#### [Exercise objective]
Go through the listing below and list every line with "Katholieke".

◆ ◆ ◆ ◆ ◆ ◆ ◆

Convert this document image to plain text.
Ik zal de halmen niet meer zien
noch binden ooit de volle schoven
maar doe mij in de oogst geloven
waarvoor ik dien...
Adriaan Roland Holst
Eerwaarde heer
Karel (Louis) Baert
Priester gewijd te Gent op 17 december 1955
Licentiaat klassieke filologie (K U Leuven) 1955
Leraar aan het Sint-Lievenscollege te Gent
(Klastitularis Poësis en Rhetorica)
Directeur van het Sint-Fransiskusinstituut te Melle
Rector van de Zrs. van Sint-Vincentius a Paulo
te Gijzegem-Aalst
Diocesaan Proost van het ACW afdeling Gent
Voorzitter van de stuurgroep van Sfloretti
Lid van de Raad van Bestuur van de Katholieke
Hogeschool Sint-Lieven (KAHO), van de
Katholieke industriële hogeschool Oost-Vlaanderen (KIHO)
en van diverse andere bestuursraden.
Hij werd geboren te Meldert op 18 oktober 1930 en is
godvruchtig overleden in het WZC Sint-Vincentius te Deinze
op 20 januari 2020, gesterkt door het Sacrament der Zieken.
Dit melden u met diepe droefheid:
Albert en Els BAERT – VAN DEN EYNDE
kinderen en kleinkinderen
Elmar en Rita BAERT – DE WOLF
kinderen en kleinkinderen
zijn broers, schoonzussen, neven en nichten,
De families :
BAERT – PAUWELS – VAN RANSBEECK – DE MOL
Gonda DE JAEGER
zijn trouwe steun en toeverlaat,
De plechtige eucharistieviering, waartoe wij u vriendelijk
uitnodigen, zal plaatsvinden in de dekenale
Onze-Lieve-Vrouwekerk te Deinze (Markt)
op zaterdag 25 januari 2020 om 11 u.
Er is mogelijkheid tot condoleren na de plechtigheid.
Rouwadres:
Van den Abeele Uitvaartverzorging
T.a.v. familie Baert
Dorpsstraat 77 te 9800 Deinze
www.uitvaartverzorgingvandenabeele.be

◆ ◆ ◆ ◆ ◆ ◆ ◆

#### [The output]
Lid van de Raad van Bestuur van de Katholieke
Katholieke industriële hogeschool Oost-Vlaanderen (KIHO)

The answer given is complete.